- **Given exercise**: Check each line for the string "cond", then give only how many lines have it.

- **Information provided**:
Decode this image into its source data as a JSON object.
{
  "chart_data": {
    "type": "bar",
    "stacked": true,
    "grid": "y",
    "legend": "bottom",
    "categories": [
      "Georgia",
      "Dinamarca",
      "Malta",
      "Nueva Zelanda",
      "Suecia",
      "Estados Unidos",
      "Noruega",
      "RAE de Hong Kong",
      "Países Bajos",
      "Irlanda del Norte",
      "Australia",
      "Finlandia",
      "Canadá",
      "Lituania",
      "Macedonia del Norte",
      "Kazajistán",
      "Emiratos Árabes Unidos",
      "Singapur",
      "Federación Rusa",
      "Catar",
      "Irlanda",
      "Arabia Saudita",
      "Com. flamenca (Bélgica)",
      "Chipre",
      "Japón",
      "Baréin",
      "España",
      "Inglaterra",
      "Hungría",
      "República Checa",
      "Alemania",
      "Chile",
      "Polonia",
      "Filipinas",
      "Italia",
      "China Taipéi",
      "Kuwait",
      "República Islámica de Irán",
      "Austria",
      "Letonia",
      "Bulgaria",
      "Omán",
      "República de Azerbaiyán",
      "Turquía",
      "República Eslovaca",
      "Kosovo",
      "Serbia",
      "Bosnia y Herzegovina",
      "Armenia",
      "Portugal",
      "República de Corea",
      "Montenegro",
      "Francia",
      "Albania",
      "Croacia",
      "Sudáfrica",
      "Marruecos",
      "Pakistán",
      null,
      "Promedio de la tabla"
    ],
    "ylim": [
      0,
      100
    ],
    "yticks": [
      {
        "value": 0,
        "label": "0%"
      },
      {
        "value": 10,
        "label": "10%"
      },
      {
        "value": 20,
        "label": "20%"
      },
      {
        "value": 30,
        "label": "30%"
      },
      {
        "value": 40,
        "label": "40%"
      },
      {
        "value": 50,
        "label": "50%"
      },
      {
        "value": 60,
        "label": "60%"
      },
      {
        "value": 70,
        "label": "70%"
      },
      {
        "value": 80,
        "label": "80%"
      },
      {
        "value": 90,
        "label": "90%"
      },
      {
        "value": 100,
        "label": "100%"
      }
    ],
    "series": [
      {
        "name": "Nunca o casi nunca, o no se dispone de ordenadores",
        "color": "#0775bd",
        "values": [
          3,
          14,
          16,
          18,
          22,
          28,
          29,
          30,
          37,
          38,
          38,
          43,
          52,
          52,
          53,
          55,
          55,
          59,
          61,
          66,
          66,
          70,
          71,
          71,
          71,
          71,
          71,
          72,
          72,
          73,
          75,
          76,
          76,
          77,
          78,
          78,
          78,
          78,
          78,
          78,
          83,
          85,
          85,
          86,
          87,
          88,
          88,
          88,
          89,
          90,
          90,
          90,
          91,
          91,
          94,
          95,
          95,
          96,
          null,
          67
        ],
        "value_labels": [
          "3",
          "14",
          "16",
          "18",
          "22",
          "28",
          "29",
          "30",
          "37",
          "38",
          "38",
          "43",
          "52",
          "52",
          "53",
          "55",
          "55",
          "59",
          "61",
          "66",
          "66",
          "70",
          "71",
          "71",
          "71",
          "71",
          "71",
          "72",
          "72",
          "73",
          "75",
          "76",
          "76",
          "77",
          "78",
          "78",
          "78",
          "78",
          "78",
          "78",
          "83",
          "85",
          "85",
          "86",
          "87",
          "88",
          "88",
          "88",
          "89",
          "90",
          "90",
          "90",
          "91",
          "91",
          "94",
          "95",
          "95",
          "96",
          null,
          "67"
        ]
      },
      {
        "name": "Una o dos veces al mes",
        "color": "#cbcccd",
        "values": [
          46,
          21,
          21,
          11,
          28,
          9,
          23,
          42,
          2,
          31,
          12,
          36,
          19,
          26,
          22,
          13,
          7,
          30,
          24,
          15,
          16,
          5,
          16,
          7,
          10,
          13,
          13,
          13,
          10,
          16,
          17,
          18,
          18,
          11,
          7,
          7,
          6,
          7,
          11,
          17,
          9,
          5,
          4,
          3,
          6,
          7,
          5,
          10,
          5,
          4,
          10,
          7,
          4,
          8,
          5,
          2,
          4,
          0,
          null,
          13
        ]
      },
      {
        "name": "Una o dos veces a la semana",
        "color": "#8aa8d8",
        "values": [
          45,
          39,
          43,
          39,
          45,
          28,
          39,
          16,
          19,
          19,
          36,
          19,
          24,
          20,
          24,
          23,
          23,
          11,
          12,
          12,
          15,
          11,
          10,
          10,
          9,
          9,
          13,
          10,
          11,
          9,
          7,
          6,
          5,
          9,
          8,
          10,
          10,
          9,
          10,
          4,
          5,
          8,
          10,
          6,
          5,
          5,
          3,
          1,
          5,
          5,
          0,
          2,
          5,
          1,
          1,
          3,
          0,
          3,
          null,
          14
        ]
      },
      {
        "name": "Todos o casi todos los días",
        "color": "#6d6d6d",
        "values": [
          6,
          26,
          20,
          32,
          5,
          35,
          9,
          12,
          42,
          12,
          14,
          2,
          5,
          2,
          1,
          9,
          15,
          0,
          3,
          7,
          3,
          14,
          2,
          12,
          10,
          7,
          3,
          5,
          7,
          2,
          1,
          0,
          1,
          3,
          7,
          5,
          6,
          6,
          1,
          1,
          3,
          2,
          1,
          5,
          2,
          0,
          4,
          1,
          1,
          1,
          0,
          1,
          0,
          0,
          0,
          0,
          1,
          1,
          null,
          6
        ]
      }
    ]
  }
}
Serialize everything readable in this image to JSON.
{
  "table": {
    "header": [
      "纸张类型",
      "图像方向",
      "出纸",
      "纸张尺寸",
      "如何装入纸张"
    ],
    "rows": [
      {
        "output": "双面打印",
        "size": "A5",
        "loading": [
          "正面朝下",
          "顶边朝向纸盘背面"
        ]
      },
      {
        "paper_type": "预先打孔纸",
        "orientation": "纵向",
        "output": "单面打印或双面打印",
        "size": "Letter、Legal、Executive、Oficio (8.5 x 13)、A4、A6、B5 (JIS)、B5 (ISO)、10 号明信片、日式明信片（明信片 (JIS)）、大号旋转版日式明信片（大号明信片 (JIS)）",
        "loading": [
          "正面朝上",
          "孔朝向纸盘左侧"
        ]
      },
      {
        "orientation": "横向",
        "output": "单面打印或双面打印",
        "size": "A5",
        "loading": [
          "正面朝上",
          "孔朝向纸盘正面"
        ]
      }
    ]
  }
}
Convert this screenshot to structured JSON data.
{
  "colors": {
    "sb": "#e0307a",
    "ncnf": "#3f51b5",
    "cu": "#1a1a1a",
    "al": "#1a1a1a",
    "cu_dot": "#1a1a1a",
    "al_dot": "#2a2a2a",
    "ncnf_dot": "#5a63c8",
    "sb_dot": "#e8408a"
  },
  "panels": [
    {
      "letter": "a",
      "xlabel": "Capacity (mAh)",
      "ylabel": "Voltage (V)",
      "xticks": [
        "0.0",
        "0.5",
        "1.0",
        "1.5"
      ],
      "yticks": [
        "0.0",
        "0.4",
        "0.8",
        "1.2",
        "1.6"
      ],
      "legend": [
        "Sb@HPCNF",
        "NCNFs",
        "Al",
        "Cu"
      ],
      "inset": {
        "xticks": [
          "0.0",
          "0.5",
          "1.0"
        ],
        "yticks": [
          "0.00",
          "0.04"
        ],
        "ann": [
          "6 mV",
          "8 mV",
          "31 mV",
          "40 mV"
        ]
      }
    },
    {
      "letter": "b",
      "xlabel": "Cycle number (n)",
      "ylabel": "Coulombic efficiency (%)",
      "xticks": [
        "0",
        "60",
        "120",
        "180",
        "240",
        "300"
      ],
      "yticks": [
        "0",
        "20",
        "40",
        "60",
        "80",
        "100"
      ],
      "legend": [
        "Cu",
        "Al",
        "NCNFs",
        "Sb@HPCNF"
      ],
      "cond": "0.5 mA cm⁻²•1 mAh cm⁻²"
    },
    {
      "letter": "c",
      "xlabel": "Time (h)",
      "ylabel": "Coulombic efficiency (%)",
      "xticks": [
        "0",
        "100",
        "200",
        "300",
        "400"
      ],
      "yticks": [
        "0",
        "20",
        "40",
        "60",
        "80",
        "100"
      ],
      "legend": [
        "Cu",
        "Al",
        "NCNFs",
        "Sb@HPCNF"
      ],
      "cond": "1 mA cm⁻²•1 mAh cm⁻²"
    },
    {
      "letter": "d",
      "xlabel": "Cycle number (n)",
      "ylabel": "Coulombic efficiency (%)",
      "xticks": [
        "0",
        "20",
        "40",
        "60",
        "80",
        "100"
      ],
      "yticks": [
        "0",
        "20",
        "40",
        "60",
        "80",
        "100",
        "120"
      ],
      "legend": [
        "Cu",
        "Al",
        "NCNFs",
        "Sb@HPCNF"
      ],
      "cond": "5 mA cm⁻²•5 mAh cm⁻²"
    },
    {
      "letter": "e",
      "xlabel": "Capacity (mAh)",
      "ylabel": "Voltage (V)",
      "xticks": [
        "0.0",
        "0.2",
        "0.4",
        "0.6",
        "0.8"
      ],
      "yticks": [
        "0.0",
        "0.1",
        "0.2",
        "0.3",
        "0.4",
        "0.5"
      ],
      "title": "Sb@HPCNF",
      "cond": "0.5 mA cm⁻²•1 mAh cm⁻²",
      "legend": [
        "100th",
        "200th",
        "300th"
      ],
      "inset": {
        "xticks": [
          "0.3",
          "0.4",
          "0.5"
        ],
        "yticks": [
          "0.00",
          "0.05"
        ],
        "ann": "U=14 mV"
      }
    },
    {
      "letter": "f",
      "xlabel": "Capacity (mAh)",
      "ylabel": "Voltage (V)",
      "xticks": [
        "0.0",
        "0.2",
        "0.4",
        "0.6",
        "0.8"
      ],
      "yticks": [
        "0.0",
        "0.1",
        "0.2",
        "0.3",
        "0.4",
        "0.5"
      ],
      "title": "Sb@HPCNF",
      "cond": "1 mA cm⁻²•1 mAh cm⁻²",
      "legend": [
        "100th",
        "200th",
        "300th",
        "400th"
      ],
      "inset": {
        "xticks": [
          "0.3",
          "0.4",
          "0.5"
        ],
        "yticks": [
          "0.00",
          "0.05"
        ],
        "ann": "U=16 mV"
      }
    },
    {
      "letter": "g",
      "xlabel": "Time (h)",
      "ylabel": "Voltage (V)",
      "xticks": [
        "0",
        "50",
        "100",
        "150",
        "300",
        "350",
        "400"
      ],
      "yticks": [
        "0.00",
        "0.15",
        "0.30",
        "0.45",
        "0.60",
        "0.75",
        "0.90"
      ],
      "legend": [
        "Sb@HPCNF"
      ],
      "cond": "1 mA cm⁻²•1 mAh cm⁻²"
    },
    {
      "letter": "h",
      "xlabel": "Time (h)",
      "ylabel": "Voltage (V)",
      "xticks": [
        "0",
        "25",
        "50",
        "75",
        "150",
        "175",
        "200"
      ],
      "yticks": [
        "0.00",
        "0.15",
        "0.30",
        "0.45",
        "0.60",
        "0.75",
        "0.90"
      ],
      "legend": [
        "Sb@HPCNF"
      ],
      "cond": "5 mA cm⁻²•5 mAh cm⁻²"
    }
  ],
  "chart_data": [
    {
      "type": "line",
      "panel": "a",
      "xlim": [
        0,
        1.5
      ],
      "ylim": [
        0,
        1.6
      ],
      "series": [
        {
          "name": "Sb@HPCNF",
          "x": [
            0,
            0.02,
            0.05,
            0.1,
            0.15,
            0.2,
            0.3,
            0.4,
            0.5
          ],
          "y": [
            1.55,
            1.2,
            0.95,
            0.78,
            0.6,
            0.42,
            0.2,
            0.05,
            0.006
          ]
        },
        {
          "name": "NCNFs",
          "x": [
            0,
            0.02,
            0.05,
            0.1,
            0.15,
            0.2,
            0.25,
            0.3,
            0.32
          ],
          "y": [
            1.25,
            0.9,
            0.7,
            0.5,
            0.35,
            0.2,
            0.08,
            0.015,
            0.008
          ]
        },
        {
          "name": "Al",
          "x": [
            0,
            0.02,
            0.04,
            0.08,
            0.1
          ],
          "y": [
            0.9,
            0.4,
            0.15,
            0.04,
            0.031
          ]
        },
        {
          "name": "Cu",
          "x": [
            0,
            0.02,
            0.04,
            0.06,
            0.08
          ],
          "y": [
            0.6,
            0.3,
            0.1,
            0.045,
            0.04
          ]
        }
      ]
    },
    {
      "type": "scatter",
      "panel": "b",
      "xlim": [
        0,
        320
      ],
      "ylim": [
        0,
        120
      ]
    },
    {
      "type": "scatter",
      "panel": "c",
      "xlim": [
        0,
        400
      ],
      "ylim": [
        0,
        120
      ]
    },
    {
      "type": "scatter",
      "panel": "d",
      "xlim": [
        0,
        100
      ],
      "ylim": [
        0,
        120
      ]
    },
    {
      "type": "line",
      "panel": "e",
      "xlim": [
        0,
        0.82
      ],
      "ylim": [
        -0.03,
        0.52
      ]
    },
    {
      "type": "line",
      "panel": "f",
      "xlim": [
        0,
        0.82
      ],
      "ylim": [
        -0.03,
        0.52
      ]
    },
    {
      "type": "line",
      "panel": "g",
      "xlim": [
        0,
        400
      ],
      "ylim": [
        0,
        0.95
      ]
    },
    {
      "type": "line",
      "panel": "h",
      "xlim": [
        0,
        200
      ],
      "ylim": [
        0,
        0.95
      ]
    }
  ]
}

- **Solved exercise**: 7